◆ PROVIDED MATERIAL
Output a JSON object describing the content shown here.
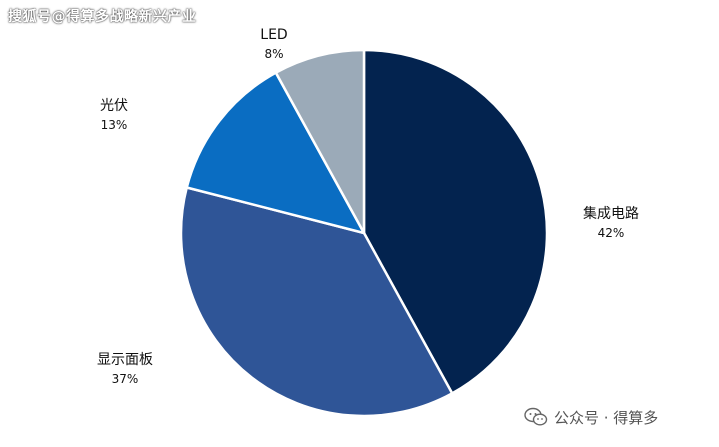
{
  "watermark_top": "搜狐号@得算多战略新兴产业",
  "watermark_bottom": "公众号 · 得算多",
  "wechat_icon": "wechat-icon",
  "chart_data": {
    "type": "pie",
    "start_angle_deg": 0,
    "direction": "clockwise",
    "slices": [
      {
        "name": "集成电路",
        "value": 42,
        "label": "42%",
        "color": "#03234f"
      },
      {
        "name": "显示面板",
        "value": 37,
        "label": "37%",
        "color": "#2f5597"
      },
      {
        "name": "光伏",
        "value": 13,
        "label": "13%",
        "color": "#0a6dc2"
      },
      {
        "name": "LED",
        "value": 8,
        "label": "8%",
        "color": "#9baab8"
      }
    ]
  }
}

◆ TASK STATEMENT
Return the records exactly. Don't carry the pictures over.

◆ SOLUTION TO THE EXERCISE
Output a JSON object describing the content shown here.
{
  "watermark_top": "搜狐号@得算多战略新兴产业",
  "watermark_bottom": "公众号 · 得算多",
  "wechat_icon": "wechat-icon",
  "chart_data": {
    "type": "pie",
    "start_angle_deg": 0,
    "direction": "clockwise",
    "slices": [
      {
        "name": "集成电路",
        "value": 42,
        "label": "42%",
        "color": "#03234f"
      },
      {
        "name": "显示面板",
        "value": 37,
        "label": "37%",
        "color": "#2f5597"
      },
      {
        "name": "光伏",
        "value": 13,
        "label": "13%",
        "color": "#0a6dc2"
      },
      {
        "name": "LED",
        "value": 8,
        "label": "8%",
        "color": "#9baab8"
      }
    ]
  }
}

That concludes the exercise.